Directions for this task
Repeat the listing below in full, exactly as it stands.

--- begin Given records ---

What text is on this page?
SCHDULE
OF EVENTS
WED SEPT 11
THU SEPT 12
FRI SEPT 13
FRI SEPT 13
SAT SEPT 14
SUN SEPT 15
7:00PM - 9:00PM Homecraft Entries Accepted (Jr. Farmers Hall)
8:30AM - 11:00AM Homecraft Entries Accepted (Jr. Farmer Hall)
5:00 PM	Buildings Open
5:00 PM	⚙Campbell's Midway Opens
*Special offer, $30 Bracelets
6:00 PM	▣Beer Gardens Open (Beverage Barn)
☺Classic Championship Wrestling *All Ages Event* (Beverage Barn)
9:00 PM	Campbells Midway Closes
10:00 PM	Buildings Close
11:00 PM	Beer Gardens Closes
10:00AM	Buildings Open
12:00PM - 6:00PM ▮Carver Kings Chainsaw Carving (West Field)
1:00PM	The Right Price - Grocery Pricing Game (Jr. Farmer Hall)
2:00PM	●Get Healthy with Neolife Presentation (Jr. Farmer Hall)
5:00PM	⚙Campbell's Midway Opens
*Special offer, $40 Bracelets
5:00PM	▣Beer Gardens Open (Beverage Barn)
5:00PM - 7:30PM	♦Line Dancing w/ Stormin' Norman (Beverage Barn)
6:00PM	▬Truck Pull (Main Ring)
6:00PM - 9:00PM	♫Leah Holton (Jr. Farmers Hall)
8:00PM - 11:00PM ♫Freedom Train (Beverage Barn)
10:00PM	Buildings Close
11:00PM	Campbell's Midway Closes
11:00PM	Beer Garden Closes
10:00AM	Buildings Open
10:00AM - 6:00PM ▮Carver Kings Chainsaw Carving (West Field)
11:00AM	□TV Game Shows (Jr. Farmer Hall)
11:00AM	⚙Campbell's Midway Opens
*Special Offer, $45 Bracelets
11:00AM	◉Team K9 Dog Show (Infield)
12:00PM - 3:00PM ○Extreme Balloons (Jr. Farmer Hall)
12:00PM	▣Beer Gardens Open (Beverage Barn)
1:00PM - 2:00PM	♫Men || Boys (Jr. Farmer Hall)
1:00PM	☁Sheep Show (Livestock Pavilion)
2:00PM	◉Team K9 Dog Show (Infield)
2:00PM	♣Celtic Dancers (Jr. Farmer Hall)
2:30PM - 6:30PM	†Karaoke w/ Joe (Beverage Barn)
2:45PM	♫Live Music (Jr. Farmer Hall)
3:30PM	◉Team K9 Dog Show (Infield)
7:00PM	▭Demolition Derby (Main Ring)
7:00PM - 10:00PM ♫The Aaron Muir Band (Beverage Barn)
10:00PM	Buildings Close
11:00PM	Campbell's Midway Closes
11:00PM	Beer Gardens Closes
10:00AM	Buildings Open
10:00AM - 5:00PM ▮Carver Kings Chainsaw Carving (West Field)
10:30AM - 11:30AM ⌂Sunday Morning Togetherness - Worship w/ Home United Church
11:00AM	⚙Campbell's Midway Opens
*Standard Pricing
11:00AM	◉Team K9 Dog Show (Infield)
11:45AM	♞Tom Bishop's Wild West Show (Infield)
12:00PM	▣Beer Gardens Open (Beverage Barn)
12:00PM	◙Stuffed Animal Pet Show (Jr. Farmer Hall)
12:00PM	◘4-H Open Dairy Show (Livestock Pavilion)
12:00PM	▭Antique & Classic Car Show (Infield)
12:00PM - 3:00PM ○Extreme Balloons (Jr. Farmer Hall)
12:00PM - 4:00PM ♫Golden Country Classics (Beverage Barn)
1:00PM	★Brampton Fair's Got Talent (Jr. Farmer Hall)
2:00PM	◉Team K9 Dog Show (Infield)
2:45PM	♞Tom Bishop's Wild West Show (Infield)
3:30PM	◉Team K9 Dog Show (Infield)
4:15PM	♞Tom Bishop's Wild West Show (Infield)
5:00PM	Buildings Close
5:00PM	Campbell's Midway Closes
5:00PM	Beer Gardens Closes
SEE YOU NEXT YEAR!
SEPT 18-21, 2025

--- end Given records ---

Completed exercise
What text is on this page?
SCHDULE
OF EVENTS
WED SEPT 11
THU SEPT 12
FRI SEPT 13
FRI SEPT 13
SAT SEPT 14
SUN SEPT 15
7:00PM - 9:00PM Homecraft Entries Accepted (Jr. Farmers Hall)
8:30AM - 11:00AM Homecraft Entries Accepted (Jr. Farmer Hall)
5:00 PM	Buildings Open
5:00 PM	⚙Campbell's Midway Opens
*Special offer, $30 Bracelets
6:00 PM	▣Beer Gardens Open (Beverage Barn)
☺Classic Championship Wrestling *All Ages Event* (Beverage Barn)
9:00 PM	Campbells Midway Closes
10:00 PM	Buildings Close
11:00 PM	Beer Gardens Closes
10:00AM	Buildings Open
12:00PM - 6:00PM ▮Carver Kings Chainsaw Carving (West Field)
1:00PM	The Right Price - Grocery Pricing Game (Jr. Farmer Hall)
2:00PM	●Get Healthy with Neolife Presentation (Jr. Farmer Hall)
5:00PM	⚙Campbell's Midway Opens
*Special offer, $40 Bracelets
5:00PM	▣Beer Gardens Open (Beverage Barn)
5:00PM - 7:30PM	♦Line Dancing w/ Stormin' Norman (Beverage Barn)
6:00PM	▬Truck Pull (Main Ring)
6:00PM - 9:00PM	♫Leah Holton (Jr. Farmers Hall)
8:00PM - 11:00PM ♫Freedom Train (Beverage Barn)
10:00PM	Buildings Close
11:00PM	Campbell's Midway Closes
11:00PM	Beer Garden Closes
10:00AM	Buildings Open
10:00AM - 6:00PM ▮Carver Kings Chainsaw Carving (West Field)
11:00AM	□TV Game Shows (Jr. Farmer Hall)
11:00AM	⚙Campbell's Midway Opens
*Special Offer, $45 Bracelets
11:00AM	◉Team K9 Dog Show (Infield)
12:00PM - 3:00PM ○Extreme Balloons (Jr. Farmer Hall)
12:00PM	▣Beer Gardens Open (Beverage Barn)
1:00PM - 2:00PM	♫Men || Boys (Jr. Farmer Hall)
1:00PM	☁Sheep Show (Livestock Pavilion)
2:00PM	◉Team K9 Dog Show (Infield)
2:00PM	♣Celtic Dancers (Jr. Farmer Hall)
2:30PM - 6:30PM	†Karaoke w/ Joe (Beverage Barn)
2:45PM	♫Live Music (Jr. Farmer Hall)
3:30PM	◉Team K9 Dog Show (Infield)
7:00PM	▭Demolition Derby (Main Ring)
7:00PM - 10:00PM ♫The Aaron Muir Band (Beverage Barn)
10:00PM	Buildings Close
11:00PM	Campbell's Midway Closes
11:00PM	Beer Gardens Closes
10:00AM	Buildings Open
10:00AM - 5:00PM ▮Carver Kings Chainsaw Carving (West Field)
10:30AM - 11:30AM ⌂Sunday Morning Togetherness - Worship w/ Home United Church
11:00AM	⚙Campbell's Midway Opens
*Standard Pricing
11:00AM	◉Team K9 Dog Show (Infield)
11:45AM	♞Tom Bishop's Wild West Show (Infield)
12:00PM	▣Beer Gardens Open (Beverage Barn)
12:00PM	◙Stuffed Animal Pet Show (Jr. Farmer Hall)
12:00PM	◘4-H Open Dairy Show (Livestock Pavilion)
12:00PM	▭Antique & Classic Car Show (Infield)
12:00PM - 3:00PM ○Extreme Balloons (Jr. Farmer Hall)
12:00PM - 4:00PM ♫Golden Country Classics (Beverage Barn)
1:00PM	★Brampton Fair's Got Talent (Jr. Farmer Hall)
2:00PM	◉Team K9 Dog Show (Infield)
2:45PM	♞Tom Bishop's Wild West Show (Infield)
3:30PM	◉Team K9 Dog Show (Infield)
4:15PM	♞Tom Bishop's Wild West Show (Infield)
5:00PM	Buildings Close
5:00PM	Campbell's Midway Closes
5:00PM	Beer Gardens Closes
SEE YOU NEXT YEAR!
SEPT 18-21, 2025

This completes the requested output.